--- begin Provided records ---
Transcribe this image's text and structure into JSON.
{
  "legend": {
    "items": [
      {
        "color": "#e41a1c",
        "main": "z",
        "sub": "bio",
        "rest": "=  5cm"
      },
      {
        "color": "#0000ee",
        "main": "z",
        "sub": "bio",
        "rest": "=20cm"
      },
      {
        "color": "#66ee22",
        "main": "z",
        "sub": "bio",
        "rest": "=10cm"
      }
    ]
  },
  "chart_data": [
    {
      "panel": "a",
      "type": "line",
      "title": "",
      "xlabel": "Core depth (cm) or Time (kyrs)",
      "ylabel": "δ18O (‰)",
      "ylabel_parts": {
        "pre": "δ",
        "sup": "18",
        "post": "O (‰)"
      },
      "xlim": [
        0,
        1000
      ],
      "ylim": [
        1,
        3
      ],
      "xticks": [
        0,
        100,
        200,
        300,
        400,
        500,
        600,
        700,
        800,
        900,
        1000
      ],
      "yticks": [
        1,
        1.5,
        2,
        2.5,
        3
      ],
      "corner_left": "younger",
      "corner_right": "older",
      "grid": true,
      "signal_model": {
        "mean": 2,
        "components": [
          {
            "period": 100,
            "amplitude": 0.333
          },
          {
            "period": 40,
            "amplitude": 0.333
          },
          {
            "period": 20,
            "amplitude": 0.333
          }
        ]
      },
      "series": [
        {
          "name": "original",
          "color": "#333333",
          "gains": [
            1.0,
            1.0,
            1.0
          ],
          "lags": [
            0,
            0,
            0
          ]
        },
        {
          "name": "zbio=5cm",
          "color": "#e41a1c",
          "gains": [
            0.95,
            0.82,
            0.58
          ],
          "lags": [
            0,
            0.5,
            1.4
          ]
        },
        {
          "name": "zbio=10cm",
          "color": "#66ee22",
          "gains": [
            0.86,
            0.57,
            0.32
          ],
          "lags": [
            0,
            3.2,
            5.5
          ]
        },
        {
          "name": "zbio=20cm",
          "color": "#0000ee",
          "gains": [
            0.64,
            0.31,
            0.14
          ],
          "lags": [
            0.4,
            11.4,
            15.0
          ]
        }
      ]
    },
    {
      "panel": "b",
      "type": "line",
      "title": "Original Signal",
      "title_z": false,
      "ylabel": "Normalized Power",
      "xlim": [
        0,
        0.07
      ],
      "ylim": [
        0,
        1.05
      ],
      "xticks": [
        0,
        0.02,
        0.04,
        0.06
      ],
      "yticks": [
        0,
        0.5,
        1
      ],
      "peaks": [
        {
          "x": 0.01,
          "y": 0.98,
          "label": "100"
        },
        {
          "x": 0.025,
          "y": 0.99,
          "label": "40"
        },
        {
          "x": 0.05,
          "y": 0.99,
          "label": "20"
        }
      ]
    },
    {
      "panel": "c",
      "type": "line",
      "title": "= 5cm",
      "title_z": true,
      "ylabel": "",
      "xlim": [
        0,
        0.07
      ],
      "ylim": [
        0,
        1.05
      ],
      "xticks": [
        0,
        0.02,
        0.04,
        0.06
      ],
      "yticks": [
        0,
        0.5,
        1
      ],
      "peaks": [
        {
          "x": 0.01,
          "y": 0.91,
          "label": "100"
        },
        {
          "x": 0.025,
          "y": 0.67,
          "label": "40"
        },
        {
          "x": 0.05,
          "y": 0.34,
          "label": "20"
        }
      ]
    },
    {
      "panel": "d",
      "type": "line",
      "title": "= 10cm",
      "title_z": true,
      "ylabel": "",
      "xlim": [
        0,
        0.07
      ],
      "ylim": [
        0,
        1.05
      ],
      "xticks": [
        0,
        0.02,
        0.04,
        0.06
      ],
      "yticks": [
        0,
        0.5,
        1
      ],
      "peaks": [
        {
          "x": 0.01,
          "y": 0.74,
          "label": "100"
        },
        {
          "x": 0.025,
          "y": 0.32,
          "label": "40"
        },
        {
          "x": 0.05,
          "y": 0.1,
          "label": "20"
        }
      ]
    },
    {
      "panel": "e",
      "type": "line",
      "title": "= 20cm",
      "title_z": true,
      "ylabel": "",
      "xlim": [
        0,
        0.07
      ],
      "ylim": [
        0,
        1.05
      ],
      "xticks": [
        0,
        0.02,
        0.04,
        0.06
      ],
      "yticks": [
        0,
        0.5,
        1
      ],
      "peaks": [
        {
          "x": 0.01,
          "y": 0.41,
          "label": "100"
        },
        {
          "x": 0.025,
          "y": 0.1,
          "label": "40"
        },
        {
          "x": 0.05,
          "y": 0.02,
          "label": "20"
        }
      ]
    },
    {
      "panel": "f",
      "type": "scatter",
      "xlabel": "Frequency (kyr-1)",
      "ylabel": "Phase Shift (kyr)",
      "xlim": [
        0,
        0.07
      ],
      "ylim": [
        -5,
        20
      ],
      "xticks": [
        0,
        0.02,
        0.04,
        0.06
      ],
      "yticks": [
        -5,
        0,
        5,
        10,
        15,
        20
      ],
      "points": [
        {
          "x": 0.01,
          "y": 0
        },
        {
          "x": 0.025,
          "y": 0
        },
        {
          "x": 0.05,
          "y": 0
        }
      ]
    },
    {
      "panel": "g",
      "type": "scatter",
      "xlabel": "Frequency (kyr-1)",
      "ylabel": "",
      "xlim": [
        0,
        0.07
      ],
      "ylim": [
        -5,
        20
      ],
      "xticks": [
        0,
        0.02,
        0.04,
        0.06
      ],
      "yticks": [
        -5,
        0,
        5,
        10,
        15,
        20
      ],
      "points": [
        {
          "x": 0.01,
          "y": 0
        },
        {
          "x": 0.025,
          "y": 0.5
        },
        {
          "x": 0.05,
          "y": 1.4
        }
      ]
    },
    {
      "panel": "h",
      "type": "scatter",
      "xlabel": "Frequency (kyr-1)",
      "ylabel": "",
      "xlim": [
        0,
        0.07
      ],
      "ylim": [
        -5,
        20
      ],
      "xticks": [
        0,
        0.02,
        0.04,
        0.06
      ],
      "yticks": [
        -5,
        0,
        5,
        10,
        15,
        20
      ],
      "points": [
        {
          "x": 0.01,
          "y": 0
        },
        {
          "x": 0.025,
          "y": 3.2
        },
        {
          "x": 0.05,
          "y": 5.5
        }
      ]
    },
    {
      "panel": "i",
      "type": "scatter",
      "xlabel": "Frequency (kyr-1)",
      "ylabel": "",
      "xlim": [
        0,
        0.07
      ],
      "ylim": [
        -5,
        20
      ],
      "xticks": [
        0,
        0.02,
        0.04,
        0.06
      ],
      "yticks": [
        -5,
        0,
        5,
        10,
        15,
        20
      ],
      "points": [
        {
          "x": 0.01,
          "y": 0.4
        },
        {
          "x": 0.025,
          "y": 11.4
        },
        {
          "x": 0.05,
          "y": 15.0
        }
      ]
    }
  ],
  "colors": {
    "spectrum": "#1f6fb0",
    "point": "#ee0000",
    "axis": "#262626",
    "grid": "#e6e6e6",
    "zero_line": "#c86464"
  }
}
--- end Provided records ---
Stated goal: Transcribe the entire listing above precisely.

Solution below:
Transcribe this image's text and structure into JSON.
{
  "legend": {
    "items": [
      {
        "color": "#e41a1c",
        "main": "z",
        "sub": "bio",
        "rest": "=  5cm"
      },
      {
        "color": "#0000ee",
        "main": "z",
        "sub": "bio",
        "rest": "=20cm"
      },
      {
        "color": "#66ee22",
        "main": "z",
        "sub": "bio",
        "rest": "=10cm"
      }
    ]
  },
  "chart_data": [
    {
      "panel": "a",
      "type": "line",
      "title": "",
      "xlabel": "Core depth (cm) or Time (kyrs)",
      "ylabel": "δ18O (‰)",
      "ylabel_parts": {
        "pre": "δ",
        "sup": "18",
        "post": "O (‰)"
      },
      "xlim": [
        0,
        1000
      ],
      "ylim": [
        1,
        3
      ],
      "xticks": [
        0,
        100,
        200,
        300,
        400,
        500,
        600,
        700,
        800,
        900,
        1000
      ],
      "yticks": [
        1,
        1.5,
        2,
        2.5,
        3
      ],
      "corner_left": "younger",
      "corner_right": "older",
      "grid": true,
      "signal_model": {
        "mean": 2,
        "components": [
          {
            "period": 100,
            "amplitude": 0.333
          },
          {
            "period": 40,
            "amplitude": 0.333
          },
          {
            "period": 20,
            "amplitude": 0.333
          }
        ]
      },
      "series": [
        {
          "name": "original",
          "color": "#333333",
          "gains": [
            1.0,
            1.0,
            1.0
          ],
          "lags": [
            0,
            0,
            0
          ]
        },
        {
          "name": "zbio=5cm",
          "color": "#e41a1c",
          "gains": [
            0.95,
            0.82,
            0.58
          ],
          "lags": [
            0,
            0.5,
            1.4
          ]
        },
        {
          "name": "zbio=10cm",
          "color": "#66ee22",
          "gains": [
            0.86,
            0.57,
            0.32
          ],
          "lags": [
            0,
            3.2,
            5.5
          ]
        },
        {
          "name": "zbio=20cm",
          "color": "#0000ee",
          "gains": [
            0.64,
            0.31,
            0.14
          ],
          "lags": [
            0.4,
            11.4,
            15.0
          ]
        }
      ]
    },
    {
      "panel": "b",
      "type": "line",
      "title": "Original Signal",
      "title_z": false,
      "ylabel": "Normalized Power",
      "xlim": [
        0,
        0.07
      ],
      "ylim": [
        0,
        1.05
      ],
      "xticks": [
        0,
        0.02,
        0.04,
        0.06
      ],
      "yticks": [
        0,
        0.5,
        1
      ],
      "peaks": [
        {
          "x": 0.01,
          "y": 0.98,
          "label": "100"
        },
        {
          "x": 0.025,
          "y": 0.99,
          "label": "40"
        },
        {
          "x": 0.05,
          "y": 0.99,
          "label": "20"
        }
      ]
    },
    {
      "panel": "c",
      "type": "line",
      "title": "= 5cm",
      "title_z": true,
      "ylabel": "",
      "xlim": [
        0,
        0.07
      ],
      "ylim": [
        0,
        1.05
      ],
      "xticks": [
        0,
        0.02,
        0.04,
        0.06
      ],
      "yticks": [
        0,
        0.5,
        1
      ],
      "peaks": [
        {
          "x": 0.01,
          "y": 0.91,
          "label": "100"
        },
        {
          "x": 0.025,
          "y": 0.67,
          "label": "40"
        },
        {
          "x": 0.05,
          "y": 0.34,
          "label": "20"
        }
      ]
    },
    {
      "panel": "d",
      "type": "line",
      "title": "= 10cm",
      "title_z": true,
      "ylabel": "",
      "xlim": [
        0,
        0.07
      ],
      "ylim": [
        0,
        1.05
      ],
      "xticks": [
        0,
        0.02,
        0.04,
        0.06
      ],
      "yticks": [
        0,
        0.5,
        1
      ],
      "peaks": [
        {
          "x": 0.01,
          "y": 0.74,
          "label": "100"
        },
        {
          "x": 0.025,
          "y": 0.32,
          "label": "40"
        },
        {
          "x": 0.05,
          "y": 0.1,
          "label": "20"
        }
      ]
    },
    {
      "panel": "e",
      "type": "line",
      "title": "= 20cm",
      "title_z": true,
      "ylabel": "",
      "xlim": [
        0,
        0.07
      ],
      "ylim": [
        0,
        1.05
      ],
      "xticks": [
        0,
        0.02,
        0.04,
        0.06
      ],
      "yticks": [
        0,
        0.5,
        1
      ],
      "peaks": [
        {
          "x": 0.01,
          "y": 0.41,
          "label": "100"
        },
        {
          "x": 0.025,
          "y": 0.1,
          "label": "40"
        },
        {
          "x": 0.05,
          "y": 0.02,
          "label": "20"
        }
      ]
    },
    {
      "panel": "f",
      "type": "scatter",
      "xlabel": "Frequency (kyr-1)",
      "ylabel": "Phase Shift (kyr)",
      "xlim": [
        0,
        0.07
      ],
      "ylim": [
        -5,
        20
      ],
      "xticks": [
        0,
        0.02,
        0.04,
        0.06
      ],
      "yticks": [
        -5,
        0,
        5,
        10,
        15,
        20
      ],
      "points": [
        {
          "x": 0.01,
          "y": 0
        },
        {
          "x": 0.025,
          "y": 0
        },
        {
          "x": 0.05,
          "y": 0
        }
      ]
    },
    {
      "panel": "g",
      "type": "scatter",
      "xlabel": "Frequency (kyr-1)",
      "ylabel": "",
      "xlim": [
        0,
        0.07
      ],
      "ylim": [
        -5,
        20
      ],
      "xticks": [
        0,
        0.02,
        0.04,
        0.06
      ],
      "yticks": [
        -5,
        0,
        5,
        10,
        15,
        20
      ],
      "points": [
        {
          "x": 0.01,
          "y": 0
        },
        {
          "x": 0.025,
          "y": 0.5
        },
        {
          "x": 0.05,
          "y": 1.4
        }
      ]
    },
    {
      "panel": "h",
      "type": "scatter",
      "xlabel": "Frequency (kyr-1)",
      "ylabel": "",
      "xlim": [
        0,
        0.07
      ],
      "ylim": [
        -5,
        20
      ],
      "xticks": [
        0,
        0.02,
        0.04,
        0.06
      ],
      "yticks": [
        -5,
        0,
        5,
        10,
        15,
        20
      ],
      "points": [
        {
          "x": 0.01,
          "y": 0
        },
        {
          "x": 0.025,
          "y": 3.2
        },
        {
          "x": 0.05,
          "y": 5.5
        }
      ]
    },
    {
      "panel": "i",
      "type": "scatter",
      "xlabel": "Frequency (kyr-1)",
      "ylabel": "",
      "xlim": [
        0,
        0.07
      ],
      "ylim": [
        -5,
        20
      ],
      "xticks": [
        0,
        0.02,
        0.04,
        0.06
      ],
      "yticks": [
        -5,
        0,
        5,
        10,
        15,
        20
      ],
      "points": [
        {
          "x": 0.01,
          "y": 0.4
        },
        {
          "x": 0.025,
          "y": 11.4
        },
        {
          "x": 0.05,
          "y": 15.0
        }
      ]
    }
  ],
  "colors": {
    "spectrum": "#1f6fb0",
    "point": "#ee0000",
    "axis": "#262626",
    "grid": "#e6e6e6",
    "zero_line": "#c86464"
  }
}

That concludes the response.